▶ The problem: Find each line with the string "JSON" and copy it.

▶ Raw records:
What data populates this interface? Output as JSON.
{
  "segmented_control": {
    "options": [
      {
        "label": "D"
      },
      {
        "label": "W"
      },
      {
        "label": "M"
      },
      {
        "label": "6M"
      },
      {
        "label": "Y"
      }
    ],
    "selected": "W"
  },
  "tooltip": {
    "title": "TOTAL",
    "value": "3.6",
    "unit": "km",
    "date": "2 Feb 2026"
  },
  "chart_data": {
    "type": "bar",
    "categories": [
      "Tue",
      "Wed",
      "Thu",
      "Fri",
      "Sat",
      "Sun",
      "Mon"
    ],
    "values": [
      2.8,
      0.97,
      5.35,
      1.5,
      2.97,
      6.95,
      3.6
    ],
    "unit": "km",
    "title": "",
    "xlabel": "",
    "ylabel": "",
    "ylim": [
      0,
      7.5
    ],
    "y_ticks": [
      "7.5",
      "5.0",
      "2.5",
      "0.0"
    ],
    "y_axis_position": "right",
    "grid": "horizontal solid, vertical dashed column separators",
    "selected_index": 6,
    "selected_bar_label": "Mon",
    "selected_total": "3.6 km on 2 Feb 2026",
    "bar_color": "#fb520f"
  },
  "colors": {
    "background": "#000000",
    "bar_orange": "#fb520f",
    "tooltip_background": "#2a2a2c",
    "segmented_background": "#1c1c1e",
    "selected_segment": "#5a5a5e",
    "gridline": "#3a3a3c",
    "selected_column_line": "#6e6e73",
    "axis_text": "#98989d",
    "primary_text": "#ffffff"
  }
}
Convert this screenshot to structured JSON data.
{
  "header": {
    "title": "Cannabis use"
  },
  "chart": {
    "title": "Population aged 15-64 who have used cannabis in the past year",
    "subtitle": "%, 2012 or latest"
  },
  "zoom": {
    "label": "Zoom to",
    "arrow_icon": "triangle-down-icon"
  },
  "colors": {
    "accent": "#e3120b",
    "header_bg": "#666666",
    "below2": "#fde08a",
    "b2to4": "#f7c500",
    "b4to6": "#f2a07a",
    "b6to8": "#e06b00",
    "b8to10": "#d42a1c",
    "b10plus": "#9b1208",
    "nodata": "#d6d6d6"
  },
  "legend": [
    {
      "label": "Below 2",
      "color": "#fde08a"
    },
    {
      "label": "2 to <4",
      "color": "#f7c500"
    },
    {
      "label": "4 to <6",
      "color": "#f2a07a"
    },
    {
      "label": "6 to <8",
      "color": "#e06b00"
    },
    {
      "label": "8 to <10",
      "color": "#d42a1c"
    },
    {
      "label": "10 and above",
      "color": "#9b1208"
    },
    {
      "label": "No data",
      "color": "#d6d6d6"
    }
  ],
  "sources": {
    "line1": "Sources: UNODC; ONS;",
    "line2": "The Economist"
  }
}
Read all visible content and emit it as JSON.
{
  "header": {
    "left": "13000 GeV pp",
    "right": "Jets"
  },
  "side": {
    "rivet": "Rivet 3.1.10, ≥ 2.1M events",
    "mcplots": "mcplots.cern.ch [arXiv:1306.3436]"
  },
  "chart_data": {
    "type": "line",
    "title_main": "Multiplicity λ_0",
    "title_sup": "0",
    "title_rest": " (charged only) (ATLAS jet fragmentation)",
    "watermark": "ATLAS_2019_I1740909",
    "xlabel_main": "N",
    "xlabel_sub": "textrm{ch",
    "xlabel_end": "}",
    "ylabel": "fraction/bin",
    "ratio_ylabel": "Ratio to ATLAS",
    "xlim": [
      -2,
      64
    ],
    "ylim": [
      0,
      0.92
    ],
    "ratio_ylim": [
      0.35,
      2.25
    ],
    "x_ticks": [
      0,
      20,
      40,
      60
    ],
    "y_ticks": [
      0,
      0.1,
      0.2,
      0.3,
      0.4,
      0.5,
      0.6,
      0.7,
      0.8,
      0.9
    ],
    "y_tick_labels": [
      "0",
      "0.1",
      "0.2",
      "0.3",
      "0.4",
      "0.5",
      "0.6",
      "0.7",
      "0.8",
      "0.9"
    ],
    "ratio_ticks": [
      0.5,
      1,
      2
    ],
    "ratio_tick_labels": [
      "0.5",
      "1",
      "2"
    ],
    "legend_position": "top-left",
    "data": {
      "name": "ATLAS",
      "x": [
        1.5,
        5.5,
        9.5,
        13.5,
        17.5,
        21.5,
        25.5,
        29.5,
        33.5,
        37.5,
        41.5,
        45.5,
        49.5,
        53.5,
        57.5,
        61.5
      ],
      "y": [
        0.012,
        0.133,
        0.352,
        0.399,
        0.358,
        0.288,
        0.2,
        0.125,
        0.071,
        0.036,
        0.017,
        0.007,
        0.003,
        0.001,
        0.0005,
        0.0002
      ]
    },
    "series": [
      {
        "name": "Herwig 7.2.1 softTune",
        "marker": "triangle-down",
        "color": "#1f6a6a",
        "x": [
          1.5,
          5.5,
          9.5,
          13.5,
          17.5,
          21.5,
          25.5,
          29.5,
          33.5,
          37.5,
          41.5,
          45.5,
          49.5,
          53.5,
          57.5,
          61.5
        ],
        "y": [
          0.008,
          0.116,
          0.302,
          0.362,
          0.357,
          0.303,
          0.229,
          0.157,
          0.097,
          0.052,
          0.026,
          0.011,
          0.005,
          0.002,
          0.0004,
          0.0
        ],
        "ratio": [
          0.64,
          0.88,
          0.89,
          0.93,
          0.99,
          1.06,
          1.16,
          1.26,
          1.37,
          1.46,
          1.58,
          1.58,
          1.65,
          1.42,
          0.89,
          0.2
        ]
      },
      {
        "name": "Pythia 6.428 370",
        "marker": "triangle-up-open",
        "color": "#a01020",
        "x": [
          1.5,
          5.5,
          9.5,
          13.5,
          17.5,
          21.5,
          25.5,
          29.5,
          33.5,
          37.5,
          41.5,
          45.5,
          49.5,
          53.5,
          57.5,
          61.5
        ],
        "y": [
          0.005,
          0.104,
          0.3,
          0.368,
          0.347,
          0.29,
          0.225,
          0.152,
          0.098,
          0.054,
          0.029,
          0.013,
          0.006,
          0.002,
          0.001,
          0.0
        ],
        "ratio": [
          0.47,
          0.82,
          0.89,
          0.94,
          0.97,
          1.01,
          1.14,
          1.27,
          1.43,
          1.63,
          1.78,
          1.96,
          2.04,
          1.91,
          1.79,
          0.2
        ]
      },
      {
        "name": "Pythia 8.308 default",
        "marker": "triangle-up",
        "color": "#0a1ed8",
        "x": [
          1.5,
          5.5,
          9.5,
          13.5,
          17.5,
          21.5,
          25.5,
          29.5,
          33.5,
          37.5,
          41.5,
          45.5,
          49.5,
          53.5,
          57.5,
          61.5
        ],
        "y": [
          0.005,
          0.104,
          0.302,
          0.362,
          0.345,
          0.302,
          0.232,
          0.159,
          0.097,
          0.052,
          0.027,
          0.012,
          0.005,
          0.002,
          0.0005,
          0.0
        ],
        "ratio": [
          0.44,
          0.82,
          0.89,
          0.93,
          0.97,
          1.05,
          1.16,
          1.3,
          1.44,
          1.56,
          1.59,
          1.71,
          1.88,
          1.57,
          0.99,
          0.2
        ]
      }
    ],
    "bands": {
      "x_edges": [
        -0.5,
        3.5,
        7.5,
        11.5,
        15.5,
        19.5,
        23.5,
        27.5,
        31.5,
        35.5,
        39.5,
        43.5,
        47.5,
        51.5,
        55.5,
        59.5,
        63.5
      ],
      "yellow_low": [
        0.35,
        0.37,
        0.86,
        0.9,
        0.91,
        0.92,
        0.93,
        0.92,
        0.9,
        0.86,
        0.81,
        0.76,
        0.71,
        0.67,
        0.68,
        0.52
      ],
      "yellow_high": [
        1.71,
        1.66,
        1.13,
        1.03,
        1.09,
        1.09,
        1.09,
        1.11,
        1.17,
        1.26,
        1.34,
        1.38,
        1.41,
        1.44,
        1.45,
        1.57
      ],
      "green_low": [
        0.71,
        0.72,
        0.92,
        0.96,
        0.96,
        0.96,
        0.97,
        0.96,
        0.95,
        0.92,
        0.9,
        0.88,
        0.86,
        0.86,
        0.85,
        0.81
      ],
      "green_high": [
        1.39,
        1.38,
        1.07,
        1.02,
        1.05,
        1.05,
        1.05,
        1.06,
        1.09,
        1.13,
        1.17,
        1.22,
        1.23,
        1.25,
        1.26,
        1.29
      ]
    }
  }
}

▶ Full output:
What data populates this interface? Output as JSON.
Convert this screenshot to structured JSON data.
Read all visible content and emit it as JSON.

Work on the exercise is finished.